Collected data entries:
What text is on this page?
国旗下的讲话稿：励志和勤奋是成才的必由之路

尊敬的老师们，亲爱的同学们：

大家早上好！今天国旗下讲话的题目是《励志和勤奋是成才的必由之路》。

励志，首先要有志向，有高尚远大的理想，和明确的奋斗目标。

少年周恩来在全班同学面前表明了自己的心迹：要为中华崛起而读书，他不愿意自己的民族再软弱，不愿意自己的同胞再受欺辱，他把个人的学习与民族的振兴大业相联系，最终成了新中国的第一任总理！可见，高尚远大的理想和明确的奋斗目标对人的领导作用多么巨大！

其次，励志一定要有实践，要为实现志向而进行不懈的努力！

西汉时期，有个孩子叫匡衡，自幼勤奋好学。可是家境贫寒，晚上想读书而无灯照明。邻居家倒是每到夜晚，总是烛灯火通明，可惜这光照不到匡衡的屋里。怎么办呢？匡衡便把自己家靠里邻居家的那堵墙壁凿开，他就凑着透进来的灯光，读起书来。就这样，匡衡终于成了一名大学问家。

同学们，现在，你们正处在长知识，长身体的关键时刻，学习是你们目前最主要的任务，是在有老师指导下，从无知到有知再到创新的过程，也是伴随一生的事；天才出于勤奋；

### TASK STATEMENT:
Show the lines that mention the word "励志和勤奋是成才的必由之路".

### FINISHED ANSWER:
国旗下的讲话稿：励志和勤奋是成才的必由之路
大家早上好！今天国旗下讲话的题目是《励志和勤奋是成才的必由之路》。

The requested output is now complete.